>> begin RECORD LIST

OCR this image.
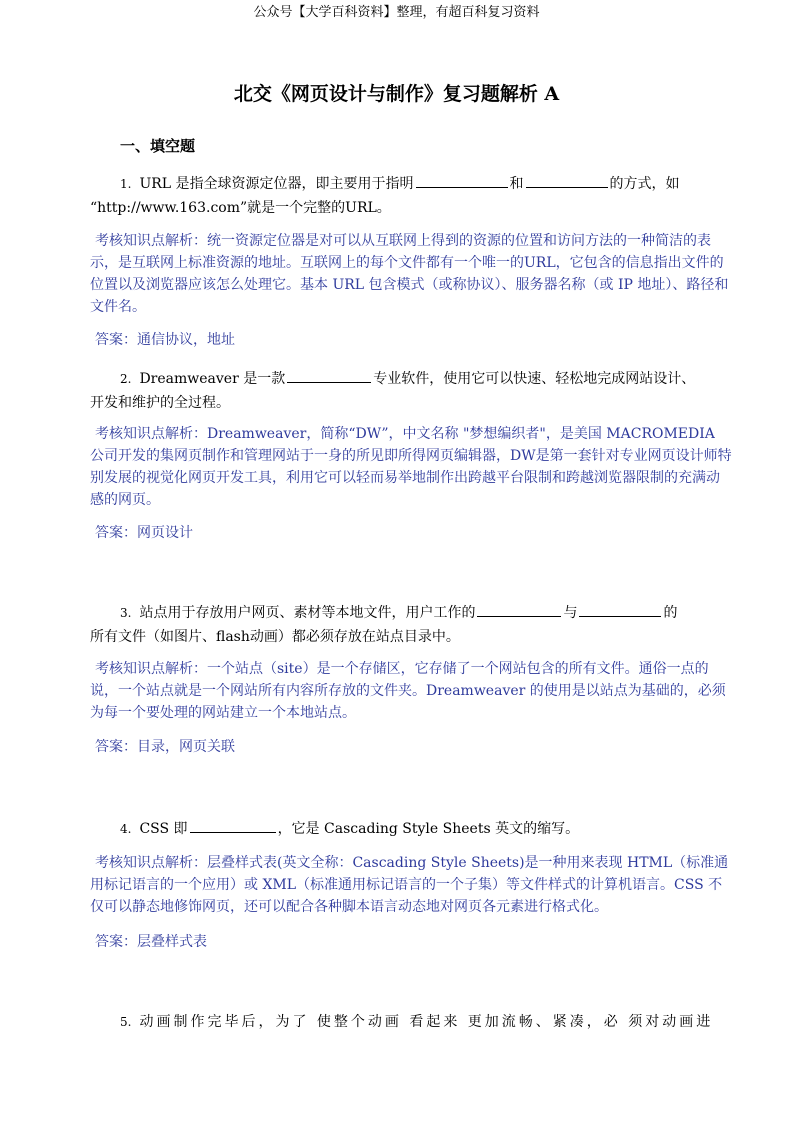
公众号【大学百科资料】整理，有超百科复习资料
北交《网页设计与制作》复习题解析 A
一、填空题
1. URL 是指全球资源定位器，即主要用于指明	和	的方式，如
“http://www.163.com”就是一个完整的URL。
考核知识点解析：统一资源定位器是对可以从互联网上得到的资源的位置和访问方法的一种简洁的表示，是互联网上标准资源的地址。互联网上的每个文件都有一个唯一的URL，它包含的信息指出文件的位置以及浏览器应该怎么处理它。基本 URL 包含模式（或称协议）、服务器名称（或 IP 地址）、路径和文件名。
答案：通信协议，地址
2. Dreamweaver 是一款	专业软件，使用它可以快速、轻松地完成网站设计、
开发和维护的全过程。
考核知识点解析：Dreamweaver，简称“DW”，中文名称 "梦想编织者"，是美国 MACROMEDIA 公司开发的集网页制作和管理网站于一身的所见即所得网页编辑器，DW是第一套针对专业网页设计师特别发展的视觉化网页开发工具，利用它可以轻而易举地制作出跨越平台限制和跨越浏览器限制的充满动感的网页。
答案：网页设计
3. 站点用于存放用户网页、素材等本地文件，用户工作的	与	的
所有文件（如图片、flash动画）都必须存放在站点目录中。
考核知识点解析：一个站点（site）是一个存储区，它存储了一个网站包含的所有文件。通俗一点的说，一个站点就是一个网站所有内容所存放的文件夹。Dreamweaver 的使用是以站点为基础的，必须为每一个要处理的网站建立一个本地站点。
答案：目录，网页关联
4. CSS 即	，它是 Cascading Style Sheets 英文的缩写。
考核知识点解析：层叠样式表(英文全称：Cascading Style Sheets)是一种用来表现 HTML（标准通用标记语言的一个应用）或 XML（标准通用标记语言的一个子集）等文件样式的计算机语言。CSS 不仅可以静态地修饰网页，还可以配合各种脚本语言动态地对网页各元素进行格式化。
答案：层叠样式表
5. 动画制作完毕后，为了 使整个动画 看起来 更加流畅、紧凑，必 须对动画进
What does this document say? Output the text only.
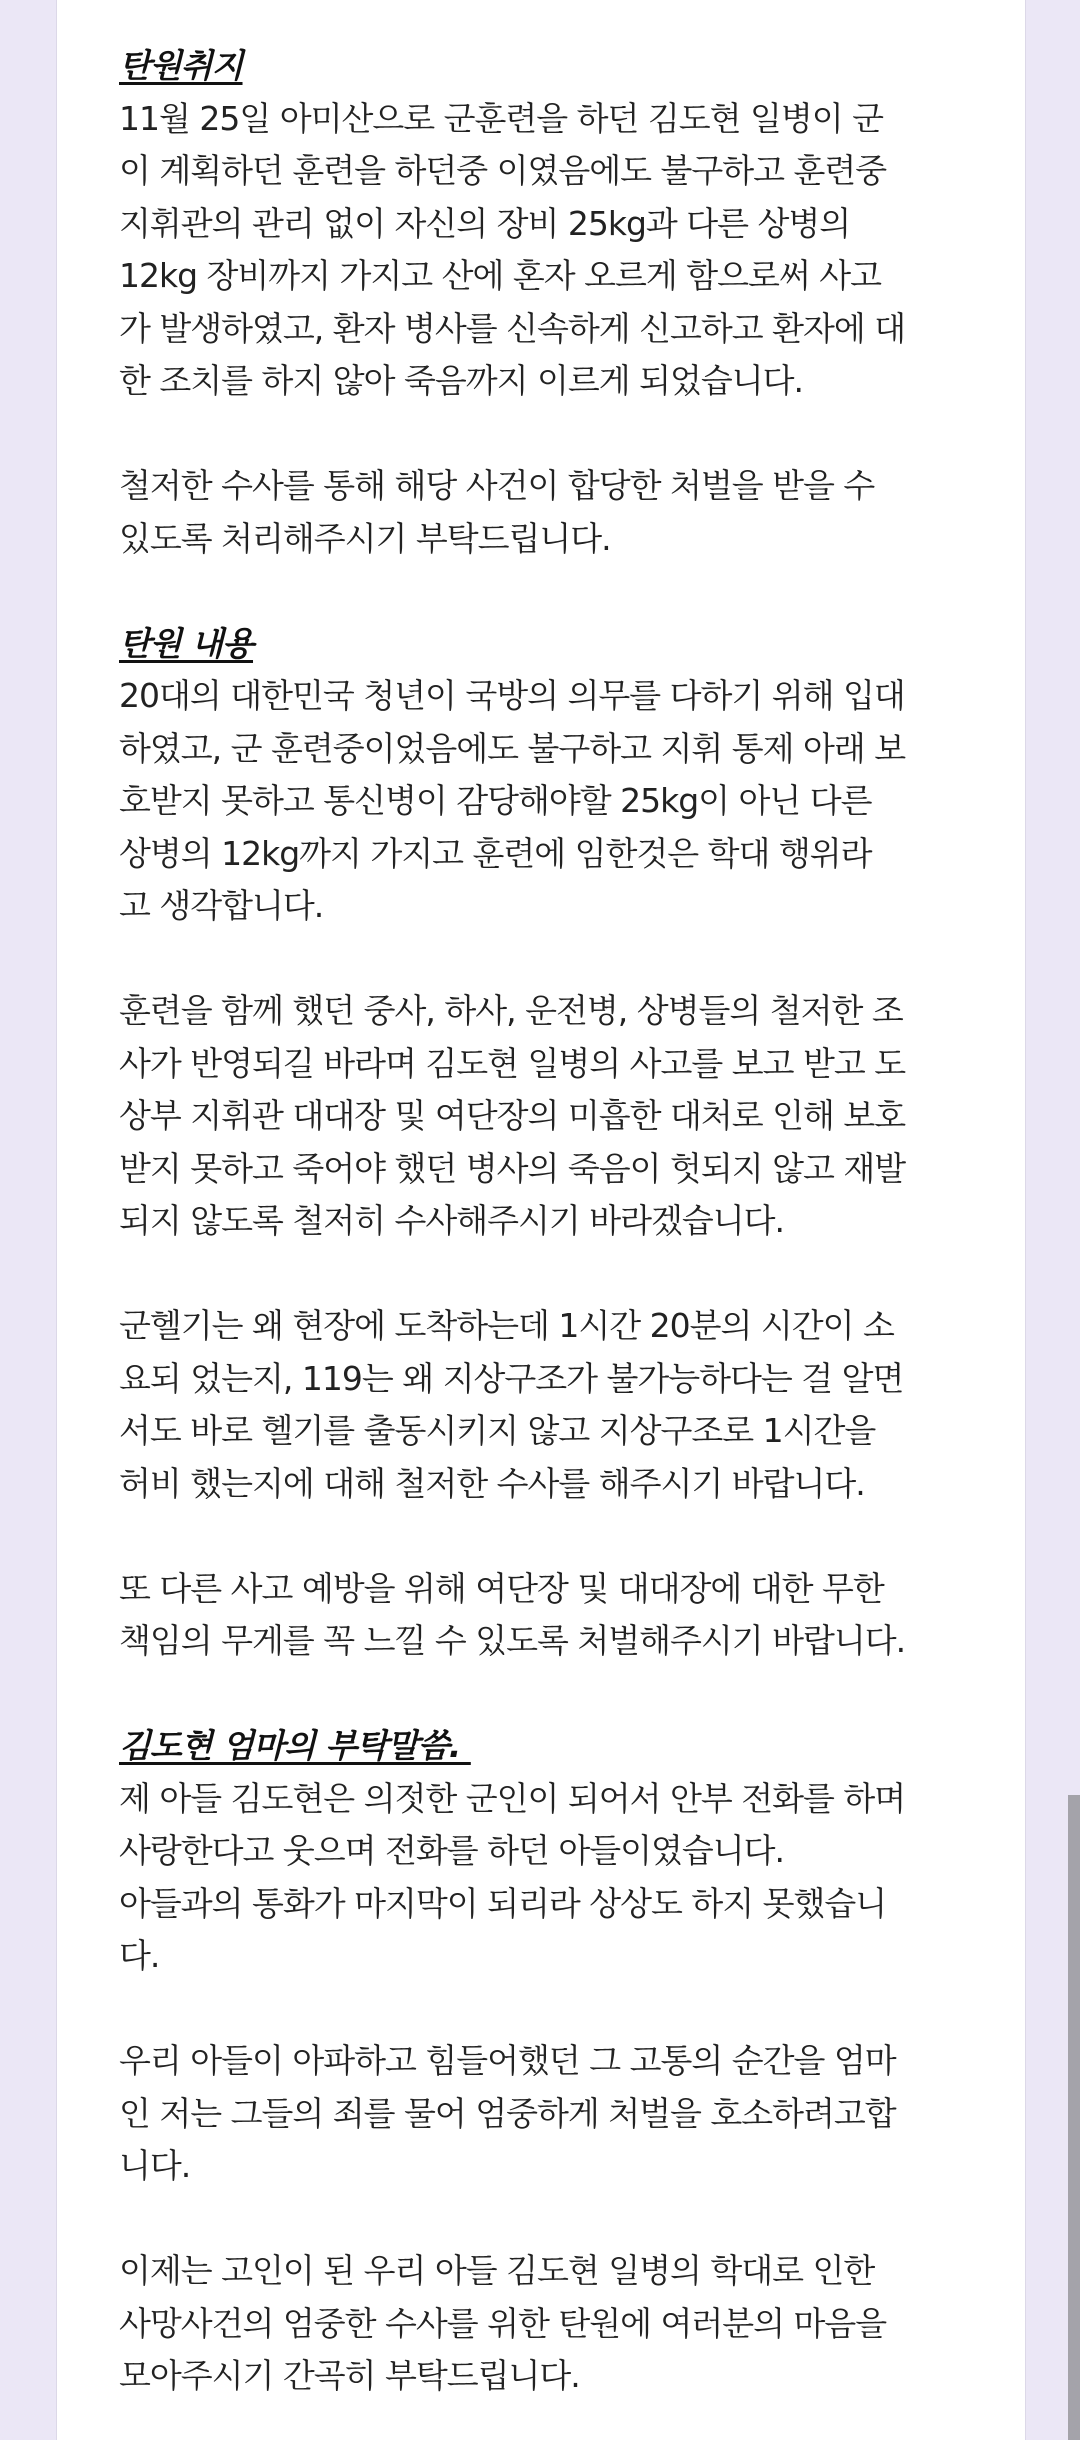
탄원취지
11월 25일 아미산으로 군훈련을 하던 김도현 일병이 군
이 계획하던 훈련을 하던중 이였음에도 불구하고 훈련중
지휘관의 관리 없이 자신의 장비 25kg과 다른 상병의
12kg 장비까지 가지고 산에 혼자 오르게 함으로써 사고
가 발생하였고, 환자 병사를 신속하게 신고하고 환자에 대
한 조치를 하지 않아 죽음까지 이르게 되었습니다.
철저한 수사를 통해 해당 사건이 합당한 처벌을 받을 수
있도록 처리해주시기 부탁드립니다.
탄원 내용
20대의 대한민국 청년이 국방의 의무를 다하기 위해 입대
하였고, 군 훈련중이었음에도 불구하고 지휘 통제 아래 보
호받지 못하고 통신병이 감당해야할 25kg이 아닌 다른
상병의 12kg까지 가지고 훈련에 임한것은 학대 행위라
고 생각합니다.
훈련을 함께 했던 중사, 하사, 운전병, 상병들의 철저한 조
사가 반영되길 바라며 김도현 일병의 사고를 보고 받고 도
상부 지휘관 대대장 및 여단장의 미흡한 대처로 인해 보호
받지 못하고 죽어야 했던 병사의 죽음이 헛되지 않고 재발
되지 않도록 철저히 수사해주시기 바라겠습니다.
군헬기는 왜 현장에 도착하는데 1시간 20분의 시간이 소
요되 었는지, 119는 왜 지상구조가 불가능하다는 걸 알면
서도 바로 헬기를 출동시키지 않고 지상구조로 1시간을
허비 했는지에 대해 철저한 수사를 해주시기 바랍니다.
또 다른 사고 예방을 위해 여단장 및 대대장에 대한 무한
책임의 무게를 꼭 느낄 수 있도록 처벌해주시기 바랍니다.
김도현 엄마의 부탁말씀.
제 아들 김도현은 의젓한 군인이 되어서 안부 전화를 하며
사랑한다고 웃으며 전화를 하던 아들이였습니다.
아들과의 통화가 마지막이 되리라 상상도 하지 못했습니
다.
우리 아들이 아파하고 힘들어했던 그 고통의 순간을 엄마
인 저는 그들의 죄를 물어 엄중하게 처벌을 호소하려고합
니다.
이제는 고인이 된 우리 아들 김도현 일병의 학대로 인한
사망사건의 엄중한 수사를 위한 탄원에 여러분의 마음을
모아주시기 간곡히 부탁드립니다.
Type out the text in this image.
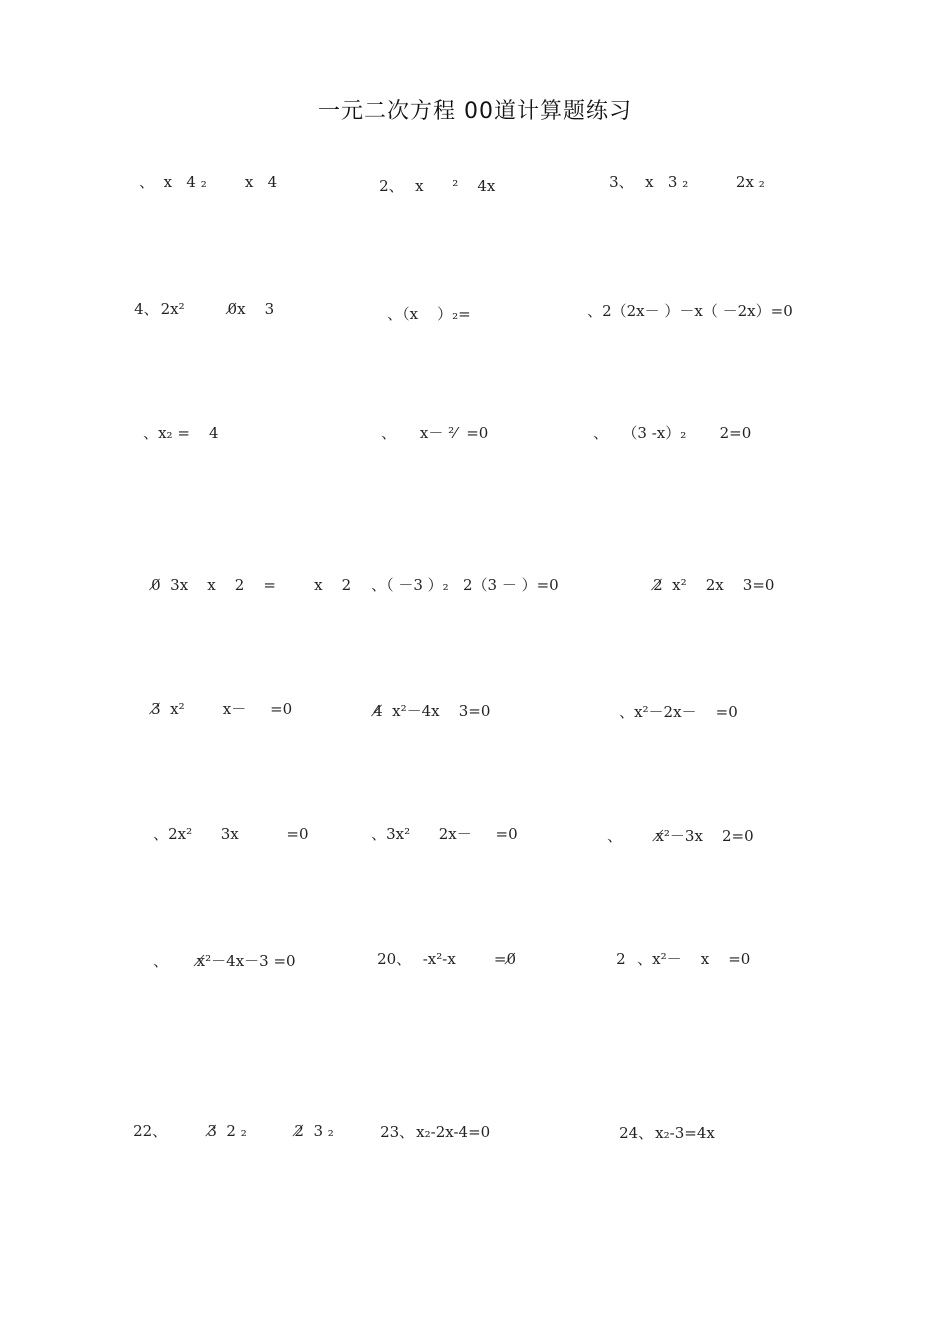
一元二次方程 00道计算题练习

、  x   4 ₂        x   4
	2、  x      ²    4x
	3、  x   3 ₂          2x ₂

4、 2x²         0̸x    3
	、（x    ）₂=
	、2（2x－ ）－x（ －2x）=0

、x₂ =    4
	、     x－ ²⁄  =0
	、   （3 -x）₂       2=0

0̸  3x    x    2    =        x    2
	、（ －3 ）₂   2（3 － ）=0
	2̸  x²    2x    3=0

3̸  x²        x－     =0
	4̸  x²－4x    3=0
	、x²－2x－    =0

、2x²      3x          =0
	、3x²      2x－     =0
	、       x̸²－3x    2=0

、      x̸²－4x－3 =0
	20、  -x²-x        =0̸
	2  、x²－    x    =0

22、        3̸  2 ₂          2̸  3 ₂
	23、 x₂-2x-4=0
	24、 x₂-3=4x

>> end RECORD LIST

REQUIREMENTS: Every entry above needs to be retyped exactly; drop the pictures.

PROBLEM SOLUTION:
OCR this image.
公众号【大学百科资料】整理，有超百科复习资料
北交《网页设计与制作》复习题解析 A
一、填空题
1. URL 是指全球资源定位器，即主要用于指明	和	的方式，如
“http://www.163.com”就是一个完整的URL。
考核知识点解析：统一资源定位器是对可以从互联网上得到的资源的位置和访问方法的一种简洁的表示，是互联网上标准资源的地址。互联网上的每个文件都有一个唯一的URL，它包含的信息指出文件的位置以及浏览器应该怎么处理它。基本 URL 包含模式（或称协议）、服务器名称（或 IP 地址）、路径和文件名。
答案：通信协议，地址
2. Dreamweaver 是一款	专业软件，使用它可以快速、轻松地完成网站设计、
开发和维护的全过程。
考核知识点解析：Dreamweaver，简称“DW”，中文名称 "梦想编织者"，是美国 MACROMEDIA 公司开发的集网页制作和管理网站于一身的所见即所得网页编辑器，DW是第一套针对专业网页设计师特别发展的视觉化网页开发工具，利用它可以轻而易举地制作出跨越平台限制和跨越浏览器限制的充满动感的网页。
答案：网页设计
3. 站点用于存放用户网页、素材等本地文件，用户工作的	与	的
所有文件（如图片、flash动画）都必须存放在站点目录中。
考核知识点解析：一个站点（site）是一个存储区，它存储了一个网站包含的所有文件。通俗一点的说，一个站点就是一个网站所有内容所存放的文件夹。Dreamweaver 的使用是以站点为基础的，必须为每一个要处理的网站建立一个本地站点。
答案：目录，网页关联
4. CSS 即	，它是 Cascading Style Sheets 英文的缩写。
考核知识点解析：层叠样式表(英文全称：Cascading Style Sheets)是一种用来表现 HTML（标准通用标记语言的一个应用）或 XML（标准通用标记语言的一个子集）等文件样式的计算机语言。CSS 不仅可以静态地修饰网页，还可以配合各种脚本语言动态地对网页各元素进行格式化。
答案：层叠样式表
5. 动画制作完毕后，为了 使整个动画 看起来 更加流畅、紧凑，必 须对动画进
What does this document say? Output the text only.
탄원취지
11월 25일 아미산으로 군훈련을 하던 김도현 일병이 군
이 계획하던 훈련을 하던중 이였음에도 불구하고 훈련중
지휘관의 관리 없이 자신의 장비 25kg과 다른 상병의
12kg 장비까지 가지고 산에 혼자 오르게 함으로써 사고
가 발생하였고, 환자 병사를 신속하게 신고하고 환자에 대
한 조치를 하지 않아 죽음까지 이르게 되었습니다.
철저한 수사를 통해 해당 사건이 합당한 처벌을 받을 수
있도록 처리해주시기 부탁드립니다.
탄원 내용
20대의 대한민국 청년이 국방의 의무를 다하기 위해 입대
하였고, 군 훈련중이었음에도 불구하고 지휘 통제 아래 보
호받지 못하고 통신병이 감당해야할 25kg이 아닌 다른
상병의 12kg까지 가지고 훈련에 임한것은 학대 행위라
고 생각합니다.
훈련을 함께 했던 중사, 하사, 운전병, 상병들의 철저한 조
사가 반영되길 바라며 김도현 일병의 사고를 보고 받고 도
상부 지휘관 대대장 및 여단장의 미흡한 대처로 인해 보호
받지 못하고 죽어야 했던 병사의 죽음이 헛되지 않고 재발
되지 않도록 철저히 수사해주시기 바라겠습니다.
군헬기는 왜 현장에 도착하는데 1시간 20분의 시간이 소
요되 었는지, 119는 왜 지상구조가 불가능하다는 걸 알면
서도 바로 헬기를 출동시키지 않고 지상구조로 1시간을
허비 했는지에 대해 철저한 수사를 해주시기 바랍니다.
또 다른 사고 예방을 위해 여단장 및 대대장에 대한 무한
책임의 무게를 꼭 느낄 수 있도록 처벌해주시기 바랍니다.
김도현 엄마의 부탁말씀.
제 아들 김도현은 의젓한 군인이 되어서 안부 전화를 하며
사랑한다고 웃으며 전화를 하던 아들이였습니다.
아들과의 통화가 마지막이 되리라 상상도 하지 못했습니
다.
우리 아들이 아파하고 힘들어했던 그 고통의 순간을 엄마
인 저는 그들의 죄를 물어 엄중하게 처벌을 호소하려고합
니다.
이제는 고인이 된 우리 아들 김도현 일병의 학대로 인한
사망사건의 엄중한 수사를 위한 탄원에 여러분의 마음을
모아주시기 간곡히 부탁드립니다.
Type out the text in this image.
一元二次方程 00道计算题练习

、  x   4 ₂        x   4
	2、  x      ²    4x
	3、  x   3 ₂          2x ₂

4、 2x²         0̸x    3
	、（x    ）₂=
	、2（2x－ ）－x（ －2x）=0

、x₂ =    4
	、     x－ ²⁄  =0
	、   （3 -x）₂       2=0

0̸  3x    x    2    =        x    2
	、（ －3 ）₂   2（3 － ）=0
	2̸  x²    2x    3=0

3̸  x²        x－     =0
	4̸  x²－4x    3=0
	、x²－2x－    =0

、2x²      3x          =0
	、3x²      2x－     =0
	、       x̸²－3x    2=0

、      x̸²－4x－3 =0
	20、  -x²-x        =0̸
	2  、x²－    x    =0

22、        3̸  2 ₂          2̸  3 ₂
	23、 x₂-2x-4=0
	24、 x₂-3=4x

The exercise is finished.